_Assignment_
Go through the entries below and copy every line that holds the word "your".

_Supplied information_
>>

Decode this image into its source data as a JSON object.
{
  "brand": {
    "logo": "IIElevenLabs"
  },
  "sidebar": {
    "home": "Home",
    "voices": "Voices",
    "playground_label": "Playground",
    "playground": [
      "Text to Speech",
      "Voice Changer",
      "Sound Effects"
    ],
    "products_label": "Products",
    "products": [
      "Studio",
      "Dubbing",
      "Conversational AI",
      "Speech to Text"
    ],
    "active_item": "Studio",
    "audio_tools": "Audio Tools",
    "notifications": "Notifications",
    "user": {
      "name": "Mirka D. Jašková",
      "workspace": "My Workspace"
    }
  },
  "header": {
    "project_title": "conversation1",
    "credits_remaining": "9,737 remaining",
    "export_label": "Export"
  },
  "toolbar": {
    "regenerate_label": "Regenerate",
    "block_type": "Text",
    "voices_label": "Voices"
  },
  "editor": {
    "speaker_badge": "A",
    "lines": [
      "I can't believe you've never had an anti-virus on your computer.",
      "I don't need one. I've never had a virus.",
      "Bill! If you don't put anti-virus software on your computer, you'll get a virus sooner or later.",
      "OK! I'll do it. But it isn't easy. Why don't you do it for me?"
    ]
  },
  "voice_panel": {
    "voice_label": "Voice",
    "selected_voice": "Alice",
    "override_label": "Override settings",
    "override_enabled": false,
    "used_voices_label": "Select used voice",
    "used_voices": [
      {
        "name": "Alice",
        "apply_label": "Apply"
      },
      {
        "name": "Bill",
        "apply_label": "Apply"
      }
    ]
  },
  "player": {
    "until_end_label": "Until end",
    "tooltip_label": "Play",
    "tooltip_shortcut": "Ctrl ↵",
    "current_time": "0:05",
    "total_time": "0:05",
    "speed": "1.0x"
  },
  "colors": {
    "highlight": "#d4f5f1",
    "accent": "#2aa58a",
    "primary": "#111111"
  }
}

<<
>>

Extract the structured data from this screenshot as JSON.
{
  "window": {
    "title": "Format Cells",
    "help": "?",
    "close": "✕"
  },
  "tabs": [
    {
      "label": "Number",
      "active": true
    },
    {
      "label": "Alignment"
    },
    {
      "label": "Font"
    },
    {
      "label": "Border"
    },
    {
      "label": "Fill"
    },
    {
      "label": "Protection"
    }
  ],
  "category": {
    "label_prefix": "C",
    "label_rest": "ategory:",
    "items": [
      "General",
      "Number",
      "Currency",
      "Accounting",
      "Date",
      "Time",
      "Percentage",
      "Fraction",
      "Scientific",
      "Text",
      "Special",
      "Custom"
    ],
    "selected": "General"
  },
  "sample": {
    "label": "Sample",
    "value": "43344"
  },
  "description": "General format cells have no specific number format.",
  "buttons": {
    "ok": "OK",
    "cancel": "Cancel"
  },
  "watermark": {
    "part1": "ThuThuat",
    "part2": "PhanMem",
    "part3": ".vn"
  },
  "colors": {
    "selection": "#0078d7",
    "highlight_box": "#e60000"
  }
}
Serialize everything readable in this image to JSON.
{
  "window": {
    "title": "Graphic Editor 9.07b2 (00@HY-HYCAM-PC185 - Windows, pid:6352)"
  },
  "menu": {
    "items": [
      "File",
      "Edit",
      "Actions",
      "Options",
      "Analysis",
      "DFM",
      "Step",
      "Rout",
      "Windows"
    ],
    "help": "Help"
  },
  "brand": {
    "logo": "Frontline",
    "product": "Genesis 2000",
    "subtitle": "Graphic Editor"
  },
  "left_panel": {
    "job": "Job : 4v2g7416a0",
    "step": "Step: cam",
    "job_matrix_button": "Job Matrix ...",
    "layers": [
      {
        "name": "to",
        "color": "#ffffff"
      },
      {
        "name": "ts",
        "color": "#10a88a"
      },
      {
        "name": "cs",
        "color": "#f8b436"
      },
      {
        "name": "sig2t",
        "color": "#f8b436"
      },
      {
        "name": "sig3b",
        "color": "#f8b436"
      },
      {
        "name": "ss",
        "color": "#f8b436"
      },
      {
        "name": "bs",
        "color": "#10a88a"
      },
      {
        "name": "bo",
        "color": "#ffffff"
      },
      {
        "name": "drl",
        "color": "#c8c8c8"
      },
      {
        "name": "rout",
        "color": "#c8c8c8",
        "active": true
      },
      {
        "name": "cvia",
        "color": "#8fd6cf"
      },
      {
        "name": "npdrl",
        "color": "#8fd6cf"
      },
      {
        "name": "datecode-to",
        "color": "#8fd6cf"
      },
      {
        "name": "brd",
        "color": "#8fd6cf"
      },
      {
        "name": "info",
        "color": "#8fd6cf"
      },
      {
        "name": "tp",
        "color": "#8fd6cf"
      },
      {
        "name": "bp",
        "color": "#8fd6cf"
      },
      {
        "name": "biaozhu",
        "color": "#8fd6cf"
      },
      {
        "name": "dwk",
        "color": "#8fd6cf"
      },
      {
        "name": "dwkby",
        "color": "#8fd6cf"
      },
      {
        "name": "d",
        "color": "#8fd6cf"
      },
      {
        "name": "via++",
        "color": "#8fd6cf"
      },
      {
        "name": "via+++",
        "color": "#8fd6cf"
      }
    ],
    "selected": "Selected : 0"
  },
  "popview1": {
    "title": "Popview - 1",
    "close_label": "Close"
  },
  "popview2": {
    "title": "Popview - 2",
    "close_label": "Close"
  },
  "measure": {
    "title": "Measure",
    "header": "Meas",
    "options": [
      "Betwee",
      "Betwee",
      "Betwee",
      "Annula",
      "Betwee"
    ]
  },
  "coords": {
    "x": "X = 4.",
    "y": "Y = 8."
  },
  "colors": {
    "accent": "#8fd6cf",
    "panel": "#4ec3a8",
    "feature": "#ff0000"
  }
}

<<

_Response to the task_
      "I can't believe you've never had an anti-virus on your computer.",
      "Bill! If you don't put anti-virus software on your computer, you'll get a virus sooner or later.",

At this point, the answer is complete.